+++ Input for this task

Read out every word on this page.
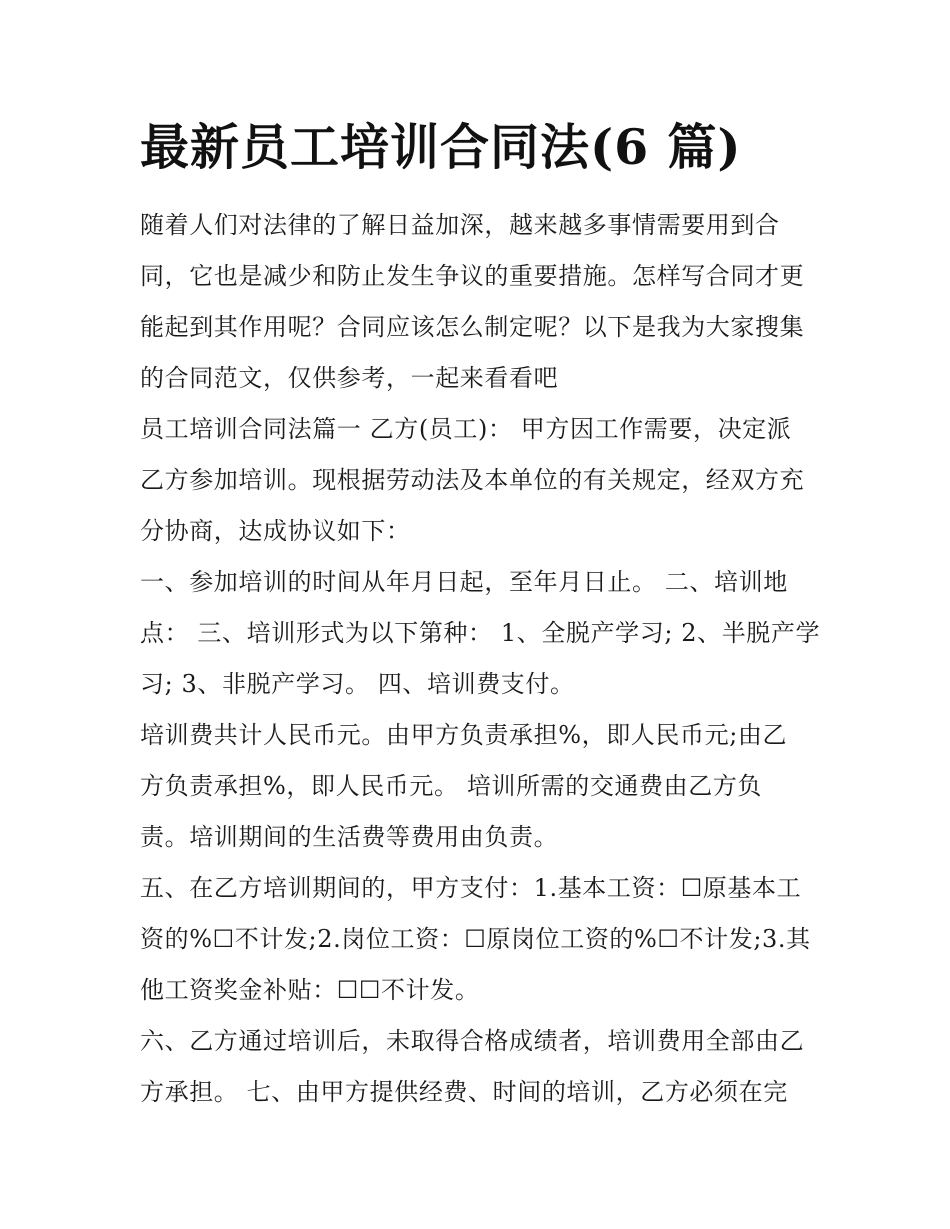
最新员工培训合同法(6 篇)

随着人们对法律的了解日益加深，越来越多事情需要用到合

同，它也是减少和防止发生争议的重要措施。怎样写合同才更

能起到其作用呢？合同应该怎么制定呢？以下是我为大家搜集

的合同范文，仅供参考，一起来看看吧

员工培训合同法篇一 乙方(员工)： 甲方因工作需要，决定派

乙方参加培训。现根据劳动法及本单位的有关规定，经双方充

分协商，达成协议如下：

一、参加培训的时间从年月日起，至年月日止。 二、培训地

点： 三、培训形式为以下第种： 1、全脱产学习; 2、半脱产学

习; 3、非脱产学习。 四、培训费支付。

培训费共计人民币元。由甲方负责承担%，即人民币元;由乙

方负责承担%，即人民币元。 培训所需的交通费由乙方负

责。培训期间的生活费等费用由负责。

五、在乙方培训期间的，甲方支付：1.基本工资：☐原基本工

资的%☐不计发;2.岗位工资：☐原岗位工资的%☐不计发;3.其

他工资奖金补贴：☐☐不计发。

六、乙方通过培训后，未取得合格成绩者，培训费用全部由乙

方承担。 七、由甲方提供经费、时间的培训，乙方必须在完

++++++

- **What is being asked**
Copy the whole listing above word for word but do not carry over the pictures.

- **Task output**
Read out every word on this page.
最新员工培训合同法(6 篇)

随着人们对法律的了解日益加深，越来越多事情需要用到合

同，它也是减少和防止发生争议的重要措施。怎样写合同才更

能起到其作用呢？合同应该怎么制定呢？以下是我为大家搜集

的合同范文，仅供参考，一起来看看吧

员工培训合同法篇一 乙方(员工)： 甲方因工作需要，决定派

乙方参加培训。现根据劳动法及本单位的有关规定，经双方充

分协商，达成协议如下：

一、参加培训的时间从年月日起，至年月日止。 二、培训地

点： 三、培训形式为以下第种： 1、全脱产学习; 2、半脱产学

习; 3、非脱产学习。 四、培训费支付。

培训费共计人民币元。由甲方负责承担%，即人民币元;由乙

方负责承担%，即人民币元。 培训所需的交通费由乙方负

责。培训期间的生活费等费用由负责。

五、在乙方培训期间的，甲方支付：1.基本工资：☐原基本工

资的%☐不计发;2.岗位工资：☐原岗位工资的%☐不计发;3.其

他工资奖金补贴：☐☐不计发。

六、乙方通过培训后，未取得合格成绩者，培训费用全部由乙

方承担。 七、由甲方提供经费、时间的培训，乙方必须在完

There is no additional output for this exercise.